Text block =
════════════════════

Near Northeast started a patchwork of several different European landowners' claims. Most of the land belonged to Notley Young, under the name of Youngsboro or Isherwood or Mill Tract by the 1790s. His property extended into what is today Trinidad. The other land owners were Daniel Carroll (who owned the hill on which the Capitol was built), George Walker and Abraham Young.

The tract of land was included shortly thereafter in the original survey of land for the new national capital, and Young and a few other landowners gave the land to the Federal government in exchange for a promise that Congress would divide the land into lots and return half of those lots to the original landowners.

Once the capital was created, streets were laid out in the grid system that Pierre L'Enfant had designed, with Boundary Street (renamed Florida Avenue on January 14, 1890) forming the northern border of the city. However, nearly all of the land remained undeveloped, used as farmland to cultivate fruits and vegetables for the fresh market in the more developed sections of the city. The land lots that were used for non-agricultural purposes in the early 19th century were mostly cemeteries.

===19th century===
In the 1830s, the B&O Railroad constructed its Washington Branch, which entered the city of Washington at roughly 9th and Boundary Streets and proceeded through the neighborhood down I Street NE and Delaware Avenue NE to the New Jersey Avenue Station located between the current Union Station (built in 1907) and the Capitol. Its presence gradually led Old City to evolve into a working-class neighborhood: wood and coal yards appeared to serve the railroad and its terminals, with houses subsequently built for the employees of the railroad industries. The neighborhood remained undeveloped and sparsely populated through the end of the 19th century.

By the 1890s, H Street NE was the eastern terminus of the Washington streetcar system (at 15th Street). Many of the older houses still standing in the area were built in that period. Commercial development began to develop along H Street to serve these new customers.

════════════════════

Dataset content =
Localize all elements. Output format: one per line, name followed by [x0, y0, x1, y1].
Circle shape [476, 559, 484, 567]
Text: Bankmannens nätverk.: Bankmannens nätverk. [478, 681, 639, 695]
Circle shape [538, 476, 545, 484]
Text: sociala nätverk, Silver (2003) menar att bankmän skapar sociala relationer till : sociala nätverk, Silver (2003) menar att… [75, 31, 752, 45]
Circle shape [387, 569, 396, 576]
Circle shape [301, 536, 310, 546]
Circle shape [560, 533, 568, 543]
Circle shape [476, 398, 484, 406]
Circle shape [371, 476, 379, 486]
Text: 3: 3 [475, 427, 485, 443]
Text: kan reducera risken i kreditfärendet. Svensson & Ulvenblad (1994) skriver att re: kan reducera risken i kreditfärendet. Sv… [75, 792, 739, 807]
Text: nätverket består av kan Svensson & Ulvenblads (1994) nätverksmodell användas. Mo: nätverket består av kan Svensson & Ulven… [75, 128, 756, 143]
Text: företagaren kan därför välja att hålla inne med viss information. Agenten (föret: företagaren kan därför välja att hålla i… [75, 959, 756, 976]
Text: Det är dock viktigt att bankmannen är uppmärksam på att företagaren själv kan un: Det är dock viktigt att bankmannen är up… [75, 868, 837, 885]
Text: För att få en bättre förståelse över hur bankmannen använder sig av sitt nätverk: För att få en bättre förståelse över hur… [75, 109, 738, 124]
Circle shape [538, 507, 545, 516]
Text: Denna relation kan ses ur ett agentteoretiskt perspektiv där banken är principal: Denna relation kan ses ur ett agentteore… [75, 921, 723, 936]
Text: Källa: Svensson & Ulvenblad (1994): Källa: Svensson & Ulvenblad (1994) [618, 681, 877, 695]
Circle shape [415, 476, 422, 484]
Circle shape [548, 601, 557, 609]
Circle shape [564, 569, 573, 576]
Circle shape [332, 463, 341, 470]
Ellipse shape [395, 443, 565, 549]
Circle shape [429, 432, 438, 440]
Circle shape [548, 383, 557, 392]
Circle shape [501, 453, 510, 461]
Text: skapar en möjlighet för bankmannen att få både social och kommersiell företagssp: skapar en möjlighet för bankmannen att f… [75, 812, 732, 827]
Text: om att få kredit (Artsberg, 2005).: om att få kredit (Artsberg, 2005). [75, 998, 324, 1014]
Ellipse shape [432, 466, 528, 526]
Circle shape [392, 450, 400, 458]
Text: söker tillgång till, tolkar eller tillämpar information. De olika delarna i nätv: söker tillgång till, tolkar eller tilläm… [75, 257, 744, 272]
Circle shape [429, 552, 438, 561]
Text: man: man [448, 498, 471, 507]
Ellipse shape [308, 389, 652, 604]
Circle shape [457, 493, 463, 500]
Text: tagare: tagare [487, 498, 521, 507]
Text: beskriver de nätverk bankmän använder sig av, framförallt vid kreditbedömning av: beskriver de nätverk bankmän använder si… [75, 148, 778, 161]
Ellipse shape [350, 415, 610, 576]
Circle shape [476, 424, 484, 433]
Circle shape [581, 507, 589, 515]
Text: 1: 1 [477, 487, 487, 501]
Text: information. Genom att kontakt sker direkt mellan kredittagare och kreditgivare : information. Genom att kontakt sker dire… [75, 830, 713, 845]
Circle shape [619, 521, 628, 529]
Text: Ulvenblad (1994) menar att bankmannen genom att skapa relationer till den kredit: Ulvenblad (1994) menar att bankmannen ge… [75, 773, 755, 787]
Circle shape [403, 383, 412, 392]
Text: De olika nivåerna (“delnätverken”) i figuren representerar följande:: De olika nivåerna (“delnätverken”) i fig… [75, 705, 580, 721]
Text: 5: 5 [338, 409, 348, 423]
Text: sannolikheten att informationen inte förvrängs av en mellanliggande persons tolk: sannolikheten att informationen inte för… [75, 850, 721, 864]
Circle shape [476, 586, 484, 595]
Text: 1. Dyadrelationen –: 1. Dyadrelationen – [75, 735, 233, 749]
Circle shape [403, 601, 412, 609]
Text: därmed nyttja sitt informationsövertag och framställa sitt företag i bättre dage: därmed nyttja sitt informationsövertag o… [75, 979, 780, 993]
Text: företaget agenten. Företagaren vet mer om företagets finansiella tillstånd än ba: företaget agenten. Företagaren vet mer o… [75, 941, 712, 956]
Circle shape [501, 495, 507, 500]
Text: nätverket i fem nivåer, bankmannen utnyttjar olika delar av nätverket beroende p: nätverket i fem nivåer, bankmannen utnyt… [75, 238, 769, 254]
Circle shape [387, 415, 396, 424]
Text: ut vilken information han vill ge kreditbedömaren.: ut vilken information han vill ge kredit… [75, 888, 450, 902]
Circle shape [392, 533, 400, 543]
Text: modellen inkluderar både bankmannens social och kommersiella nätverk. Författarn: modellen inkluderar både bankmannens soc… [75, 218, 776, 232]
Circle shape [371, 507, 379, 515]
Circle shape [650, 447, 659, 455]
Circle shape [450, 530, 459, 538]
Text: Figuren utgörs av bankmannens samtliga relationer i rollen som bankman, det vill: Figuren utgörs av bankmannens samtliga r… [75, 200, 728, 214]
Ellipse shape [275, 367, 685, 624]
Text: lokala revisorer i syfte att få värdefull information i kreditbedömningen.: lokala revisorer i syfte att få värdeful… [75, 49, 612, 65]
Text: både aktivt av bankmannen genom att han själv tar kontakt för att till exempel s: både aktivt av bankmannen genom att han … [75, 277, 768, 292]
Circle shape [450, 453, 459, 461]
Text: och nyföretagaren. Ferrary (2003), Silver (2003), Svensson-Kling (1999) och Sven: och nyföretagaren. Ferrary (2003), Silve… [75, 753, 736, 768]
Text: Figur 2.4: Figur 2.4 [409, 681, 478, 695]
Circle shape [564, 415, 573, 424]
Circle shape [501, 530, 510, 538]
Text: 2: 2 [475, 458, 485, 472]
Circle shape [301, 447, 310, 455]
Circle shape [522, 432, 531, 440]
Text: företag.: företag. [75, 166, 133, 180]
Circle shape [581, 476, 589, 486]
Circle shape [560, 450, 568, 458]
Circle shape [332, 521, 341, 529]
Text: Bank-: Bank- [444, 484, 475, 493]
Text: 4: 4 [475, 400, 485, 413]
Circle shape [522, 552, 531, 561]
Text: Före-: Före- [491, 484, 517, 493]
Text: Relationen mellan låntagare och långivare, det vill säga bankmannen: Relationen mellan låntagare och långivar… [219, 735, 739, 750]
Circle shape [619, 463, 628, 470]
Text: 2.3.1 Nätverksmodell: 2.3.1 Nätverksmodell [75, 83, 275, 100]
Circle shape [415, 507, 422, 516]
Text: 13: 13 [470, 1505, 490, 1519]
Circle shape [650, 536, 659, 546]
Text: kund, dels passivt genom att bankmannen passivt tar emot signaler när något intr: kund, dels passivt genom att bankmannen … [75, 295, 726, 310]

════════════════════

Try it =
For each statement, say yes or no as to whether it agrees with the text on Near Northeast, and quote the text's deciding words. (a) Boundary Street was renamed Florida Avenue in 1890. (b) Daniel Carroll owned most of the land. (c) In the early 19th century, the lots used for non-agricultural purposes were mostly cemeteries.

Result below =
(a) Yes: "Boundary Street (renamed Florida Avenue on January 14, 1890)"
(b) No: "Most of the land belonged to Notley Young"
(c) Yes: "The land lots that were used for non-agricultural purposes in the early 19th century were mostly cemeteries."